■ **Short task**
Reproduce word for word the material from its start through the line containing "- gallery-icon: [409, 1173, 443, 1207]", including both ends.

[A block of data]

** START **

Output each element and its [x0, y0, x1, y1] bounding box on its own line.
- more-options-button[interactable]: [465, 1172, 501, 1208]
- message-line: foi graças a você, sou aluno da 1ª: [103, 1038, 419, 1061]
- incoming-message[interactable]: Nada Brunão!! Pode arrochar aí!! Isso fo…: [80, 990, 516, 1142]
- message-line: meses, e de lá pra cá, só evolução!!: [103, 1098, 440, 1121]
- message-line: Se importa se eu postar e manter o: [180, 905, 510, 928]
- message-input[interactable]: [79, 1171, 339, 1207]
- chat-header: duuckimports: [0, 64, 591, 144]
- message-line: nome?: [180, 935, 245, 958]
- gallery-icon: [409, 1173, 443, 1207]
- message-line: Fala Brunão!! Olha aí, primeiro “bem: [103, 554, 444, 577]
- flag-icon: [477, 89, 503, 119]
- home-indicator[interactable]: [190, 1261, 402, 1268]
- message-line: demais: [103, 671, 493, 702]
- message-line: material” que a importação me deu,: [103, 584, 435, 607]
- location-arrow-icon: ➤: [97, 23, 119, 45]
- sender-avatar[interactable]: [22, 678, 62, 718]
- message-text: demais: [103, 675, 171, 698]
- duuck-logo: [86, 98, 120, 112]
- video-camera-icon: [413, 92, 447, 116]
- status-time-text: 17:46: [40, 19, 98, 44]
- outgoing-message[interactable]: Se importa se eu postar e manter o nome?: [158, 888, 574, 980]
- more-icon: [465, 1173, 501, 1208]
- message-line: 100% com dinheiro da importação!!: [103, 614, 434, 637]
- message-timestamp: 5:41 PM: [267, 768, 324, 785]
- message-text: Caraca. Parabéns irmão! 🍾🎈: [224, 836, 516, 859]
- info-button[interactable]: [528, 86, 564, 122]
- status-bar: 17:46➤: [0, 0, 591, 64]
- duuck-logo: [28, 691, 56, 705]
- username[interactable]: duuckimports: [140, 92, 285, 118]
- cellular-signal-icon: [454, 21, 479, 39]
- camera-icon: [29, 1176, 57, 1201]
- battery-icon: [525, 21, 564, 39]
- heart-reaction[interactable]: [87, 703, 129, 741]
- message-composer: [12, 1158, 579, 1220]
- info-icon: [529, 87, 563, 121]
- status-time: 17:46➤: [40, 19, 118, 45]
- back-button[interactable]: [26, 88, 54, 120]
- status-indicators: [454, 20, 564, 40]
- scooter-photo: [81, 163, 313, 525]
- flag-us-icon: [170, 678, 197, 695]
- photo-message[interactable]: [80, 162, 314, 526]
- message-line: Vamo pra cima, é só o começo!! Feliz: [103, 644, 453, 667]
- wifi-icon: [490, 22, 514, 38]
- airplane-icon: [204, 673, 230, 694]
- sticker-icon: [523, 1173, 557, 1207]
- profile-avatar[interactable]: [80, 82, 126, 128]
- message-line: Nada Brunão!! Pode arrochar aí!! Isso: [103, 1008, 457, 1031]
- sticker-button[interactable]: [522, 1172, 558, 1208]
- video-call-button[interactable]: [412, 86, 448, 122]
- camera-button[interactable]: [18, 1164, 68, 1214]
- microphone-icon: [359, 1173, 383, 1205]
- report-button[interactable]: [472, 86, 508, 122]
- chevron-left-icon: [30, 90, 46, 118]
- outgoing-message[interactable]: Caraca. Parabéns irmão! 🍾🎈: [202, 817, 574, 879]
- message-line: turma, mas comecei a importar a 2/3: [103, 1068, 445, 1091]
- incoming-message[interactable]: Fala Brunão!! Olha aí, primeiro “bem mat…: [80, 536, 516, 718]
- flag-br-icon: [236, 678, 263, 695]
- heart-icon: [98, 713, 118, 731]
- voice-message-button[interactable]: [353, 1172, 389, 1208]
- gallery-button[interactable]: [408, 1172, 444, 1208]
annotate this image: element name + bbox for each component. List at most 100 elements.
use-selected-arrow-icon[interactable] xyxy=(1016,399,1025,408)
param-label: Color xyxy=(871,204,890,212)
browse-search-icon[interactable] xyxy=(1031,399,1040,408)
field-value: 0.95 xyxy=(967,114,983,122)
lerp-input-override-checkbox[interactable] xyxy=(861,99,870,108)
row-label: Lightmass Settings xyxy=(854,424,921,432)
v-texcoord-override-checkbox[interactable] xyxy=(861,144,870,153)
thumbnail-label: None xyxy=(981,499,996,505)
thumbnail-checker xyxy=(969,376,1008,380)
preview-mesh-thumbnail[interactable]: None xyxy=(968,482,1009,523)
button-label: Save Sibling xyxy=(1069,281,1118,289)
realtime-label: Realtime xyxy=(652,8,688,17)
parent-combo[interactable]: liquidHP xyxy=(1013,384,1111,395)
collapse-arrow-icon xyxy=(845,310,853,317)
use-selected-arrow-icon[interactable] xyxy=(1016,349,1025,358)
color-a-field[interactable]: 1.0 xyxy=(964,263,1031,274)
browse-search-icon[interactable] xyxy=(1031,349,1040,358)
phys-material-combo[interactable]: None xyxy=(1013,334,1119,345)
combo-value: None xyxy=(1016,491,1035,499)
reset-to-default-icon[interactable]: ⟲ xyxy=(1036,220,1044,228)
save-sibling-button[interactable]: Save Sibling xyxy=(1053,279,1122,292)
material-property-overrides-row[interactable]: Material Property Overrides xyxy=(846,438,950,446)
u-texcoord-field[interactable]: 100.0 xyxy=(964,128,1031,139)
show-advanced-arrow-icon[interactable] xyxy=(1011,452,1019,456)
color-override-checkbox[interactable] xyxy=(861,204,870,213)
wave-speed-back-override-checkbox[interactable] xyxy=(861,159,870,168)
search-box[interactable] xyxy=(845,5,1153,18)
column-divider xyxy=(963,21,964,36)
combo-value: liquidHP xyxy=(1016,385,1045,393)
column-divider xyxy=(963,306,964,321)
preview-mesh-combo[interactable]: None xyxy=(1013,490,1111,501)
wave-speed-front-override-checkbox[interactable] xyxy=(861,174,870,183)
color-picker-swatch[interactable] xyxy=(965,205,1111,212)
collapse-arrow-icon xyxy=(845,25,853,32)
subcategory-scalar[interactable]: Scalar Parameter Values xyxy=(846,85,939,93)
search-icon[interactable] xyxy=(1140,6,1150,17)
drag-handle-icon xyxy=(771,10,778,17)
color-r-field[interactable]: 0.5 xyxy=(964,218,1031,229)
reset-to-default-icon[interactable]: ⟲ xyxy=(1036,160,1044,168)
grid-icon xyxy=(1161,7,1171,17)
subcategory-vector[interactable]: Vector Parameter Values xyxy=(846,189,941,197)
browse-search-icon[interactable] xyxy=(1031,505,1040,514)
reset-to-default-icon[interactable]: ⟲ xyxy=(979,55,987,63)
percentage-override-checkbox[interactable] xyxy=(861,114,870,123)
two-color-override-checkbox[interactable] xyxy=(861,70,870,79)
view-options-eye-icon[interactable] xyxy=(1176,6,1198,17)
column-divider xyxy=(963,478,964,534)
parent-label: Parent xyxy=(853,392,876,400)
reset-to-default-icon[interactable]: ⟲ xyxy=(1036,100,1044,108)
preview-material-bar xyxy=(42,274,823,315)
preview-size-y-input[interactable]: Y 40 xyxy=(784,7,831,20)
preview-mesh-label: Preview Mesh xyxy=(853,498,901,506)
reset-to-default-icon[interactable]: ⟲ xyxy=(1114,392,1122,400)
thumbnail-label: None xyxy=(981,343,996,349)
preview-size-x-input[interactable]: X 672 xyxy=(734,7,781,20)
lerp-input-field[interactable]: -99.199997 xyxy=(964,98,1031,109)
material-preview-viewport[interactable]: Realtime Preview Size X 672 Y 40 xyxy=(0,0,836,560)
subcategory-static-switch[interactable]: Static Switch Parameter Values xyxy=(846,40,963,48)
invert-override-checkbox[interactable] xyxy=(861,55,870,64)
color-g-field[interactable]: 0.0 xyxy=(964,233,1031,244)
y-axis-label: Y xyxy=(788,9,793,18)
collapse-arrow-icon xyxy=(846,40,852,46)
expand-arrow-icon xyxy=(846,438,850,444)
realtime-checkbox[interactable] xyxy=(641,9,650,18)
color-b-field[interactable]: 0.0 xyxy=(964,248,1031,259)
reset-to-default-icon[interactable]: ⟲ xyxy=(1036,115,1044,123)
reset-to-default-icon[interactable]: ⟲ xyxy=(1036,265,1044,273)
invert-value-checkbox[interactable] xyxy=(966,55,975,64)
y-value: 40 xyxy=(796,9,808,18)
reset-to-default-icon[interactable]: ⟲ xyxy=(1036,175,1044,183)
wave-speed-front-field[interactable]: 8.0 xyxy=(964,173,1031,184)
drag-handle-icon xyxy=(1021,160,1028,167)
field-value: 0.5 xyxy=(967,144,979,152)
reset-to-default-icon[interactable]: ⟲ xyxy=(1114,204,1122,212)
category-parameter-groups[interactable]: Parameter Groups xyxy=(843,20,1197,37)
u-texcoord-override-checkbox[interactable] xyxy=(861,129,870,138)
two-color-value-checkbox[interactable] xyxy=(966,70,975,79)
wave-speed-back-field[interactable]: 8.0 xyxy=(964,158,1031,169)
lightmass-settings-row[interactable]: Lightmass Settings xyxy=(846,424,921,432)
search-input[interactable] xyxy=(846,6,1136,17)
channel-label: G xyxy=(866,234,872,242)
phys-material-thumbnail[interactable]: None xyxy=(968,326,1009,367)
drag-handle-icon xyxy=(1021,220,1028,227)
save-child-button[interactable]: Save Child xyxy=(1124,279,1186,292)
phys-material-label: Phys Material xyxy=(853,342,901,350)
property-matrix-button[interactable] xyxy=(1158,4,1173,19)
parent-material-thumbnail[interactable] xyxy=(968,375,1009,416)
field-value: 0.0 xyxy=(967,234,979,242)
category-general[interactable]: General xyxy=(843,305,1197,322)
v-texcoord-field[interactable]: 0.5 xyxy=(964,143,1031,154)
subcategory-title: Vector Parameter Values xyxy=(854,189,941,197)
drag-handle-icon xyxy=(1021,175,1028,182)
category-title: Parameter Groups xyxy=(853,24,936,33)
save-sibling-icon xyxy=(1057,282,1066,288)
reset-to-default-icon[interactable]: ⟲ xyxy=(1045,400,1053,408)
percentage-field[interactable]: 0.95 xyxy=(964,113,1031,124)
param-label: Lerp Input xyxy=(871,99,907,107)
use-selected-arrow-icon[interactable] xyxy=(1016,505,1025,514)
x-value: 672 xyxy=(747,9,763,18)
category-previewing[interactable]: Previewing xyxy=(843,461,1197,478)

** END **

■ **Result**
Output each element and its [x0, y0, x1, y1] bounding box on its own line.
- more-options-button[interactable]: [465, 1172, 501, 1208]
- message-line: foi graças a você, sou aluno da 1ª: [103, 1038, 419, 1061]
- incoming-message[interactable]: Nada Brunão!! Pode arrochar aí!! Isso fo…: [80, 990, 516, 1142]
- message-line: meses, e de lá pra cá, só evolução!!: [103, 1098, 440, 1121]
- message-line: Se importa se eu postar e manter o: [180, 905, 510, 928]
- message-input[interactable]: [79, 1171, 339, 1207]
- chat-header: duuckimports: [0, 64, 591, 144]
- message-line: nome?: [180, 935, 245, 958]
- gallery-icon: [409, 1173, 443, 1207]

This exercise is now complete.